Source data:
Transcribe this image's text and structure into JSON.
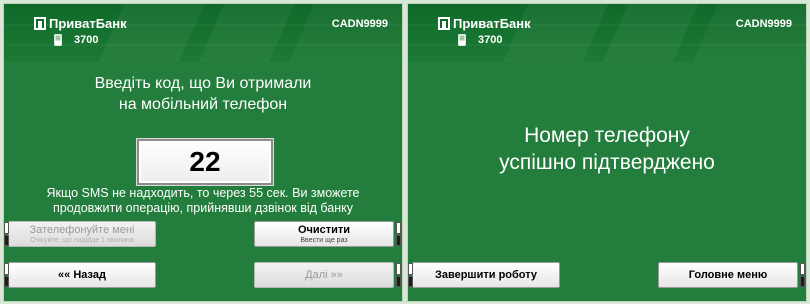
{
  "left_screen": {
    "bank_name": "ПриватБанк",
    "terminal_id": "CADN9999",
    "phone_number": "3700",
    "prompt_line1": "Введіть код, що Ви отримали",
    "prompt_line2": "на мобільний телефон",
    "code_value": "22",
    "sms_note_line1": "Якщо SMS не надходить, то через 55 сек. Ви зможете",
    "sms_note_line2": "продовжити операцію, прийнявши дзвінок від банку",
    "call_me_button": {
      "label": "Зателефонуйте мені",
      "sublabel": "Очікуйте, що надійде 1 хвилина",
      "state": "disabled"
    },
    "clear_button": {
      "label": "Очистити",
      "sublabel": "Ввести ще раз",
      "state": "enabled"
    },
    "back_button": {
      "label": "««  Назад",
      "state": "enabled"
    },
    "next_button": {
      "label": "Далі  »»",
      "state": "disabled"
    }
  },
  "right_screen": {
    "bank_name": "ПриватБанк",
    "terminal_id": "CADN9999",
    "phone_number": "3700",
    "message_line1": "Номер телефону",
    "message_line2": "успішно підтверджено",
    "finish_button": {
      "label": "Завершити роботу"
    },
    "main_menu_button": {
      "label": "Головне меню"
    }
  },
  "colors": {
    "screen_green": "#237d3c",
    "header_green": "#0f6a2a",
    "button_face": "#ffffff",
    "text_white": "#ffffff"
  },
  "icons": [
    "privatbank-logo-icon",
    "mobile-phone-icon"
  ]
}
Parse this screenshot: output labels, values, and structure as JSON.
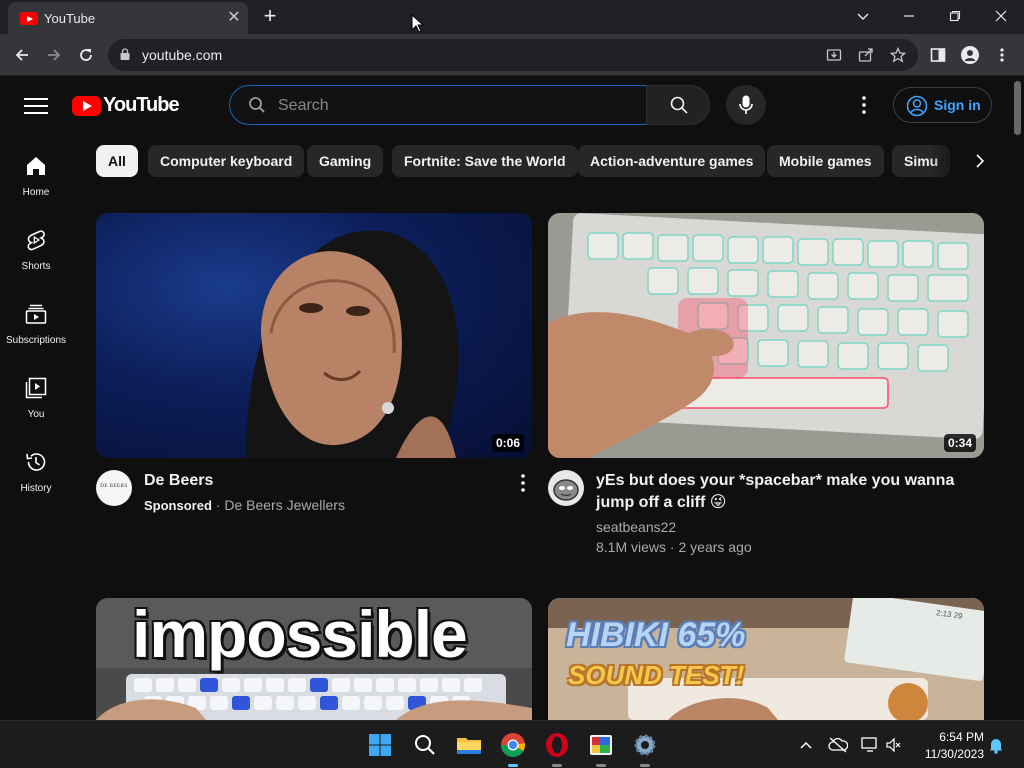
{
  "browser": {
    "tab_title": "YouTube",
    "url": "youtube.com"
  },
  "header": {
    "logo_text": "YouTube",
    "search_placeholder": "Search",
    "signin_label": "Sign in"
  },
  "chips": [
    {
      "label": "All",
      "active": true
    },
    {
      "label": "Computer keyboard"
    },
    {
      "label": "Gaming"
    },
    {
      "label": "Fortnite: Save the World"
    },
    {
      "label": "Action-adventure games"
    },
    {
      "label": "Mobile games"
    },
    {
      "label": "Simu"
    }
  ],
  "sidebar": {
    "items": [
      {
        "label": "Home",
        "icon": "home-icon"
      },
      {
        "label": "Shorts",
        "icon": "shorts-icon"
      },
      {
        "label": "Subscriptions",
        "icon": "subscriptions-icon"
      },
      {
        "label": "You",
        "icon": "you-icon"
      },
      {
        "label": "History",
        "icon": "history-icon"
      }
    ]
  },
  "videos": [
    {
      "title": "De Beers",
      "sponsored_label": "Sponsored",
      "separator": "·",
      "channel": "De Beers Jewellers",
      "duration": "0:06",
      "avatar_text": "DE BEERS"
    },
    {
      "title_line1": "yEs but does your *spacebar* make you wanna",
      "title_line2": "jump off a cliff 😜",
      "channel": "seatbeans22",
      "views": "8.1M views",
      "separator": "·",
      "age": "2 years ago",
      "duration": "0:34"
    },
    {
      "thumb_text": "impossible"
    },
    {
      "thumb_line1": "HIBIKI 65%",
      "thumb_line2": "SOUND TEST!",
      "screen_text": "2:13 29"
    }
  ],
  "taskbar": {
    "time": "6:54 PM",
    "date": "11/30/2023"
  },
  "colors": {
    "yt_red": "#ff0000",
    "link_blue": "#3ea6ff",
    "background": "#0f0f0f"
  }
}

* * *

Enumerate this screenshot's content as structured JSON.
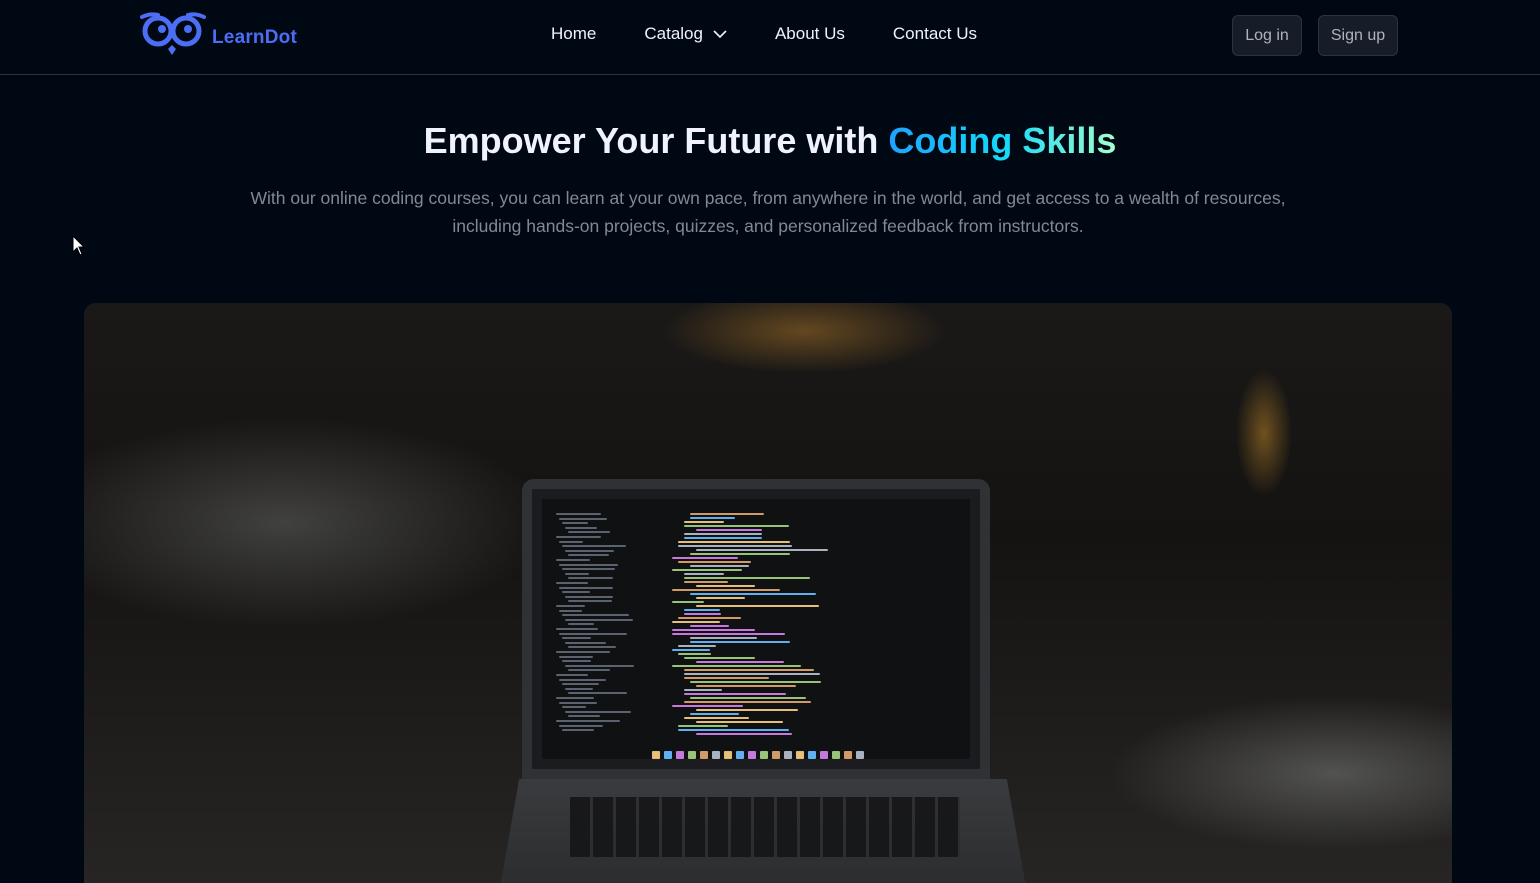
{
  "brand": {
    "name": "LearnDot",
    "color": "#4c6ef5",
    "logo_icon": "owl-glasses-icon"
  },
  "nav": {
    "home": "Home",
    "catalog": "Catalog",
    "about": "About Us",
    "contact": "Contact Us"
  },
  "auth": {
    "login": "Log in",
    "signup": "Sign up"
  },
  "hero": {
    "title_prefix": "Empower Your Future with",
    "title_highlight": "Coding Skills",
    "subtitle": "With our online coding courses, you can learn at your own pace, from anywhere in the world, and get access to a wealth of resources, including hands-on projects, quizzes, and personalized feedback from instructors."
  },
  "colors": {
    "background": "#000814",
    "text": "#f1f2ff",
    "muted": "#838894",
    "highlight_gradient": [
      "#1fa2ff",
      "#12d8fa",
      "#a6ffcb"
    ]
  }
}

Exercise requirements: Copy out every line in the entries above that holds "screenshot".

Written response:
Parse this screenshot: output labels, values, and structure as JSON.
Enumerate this screenshot's content as structured JSON.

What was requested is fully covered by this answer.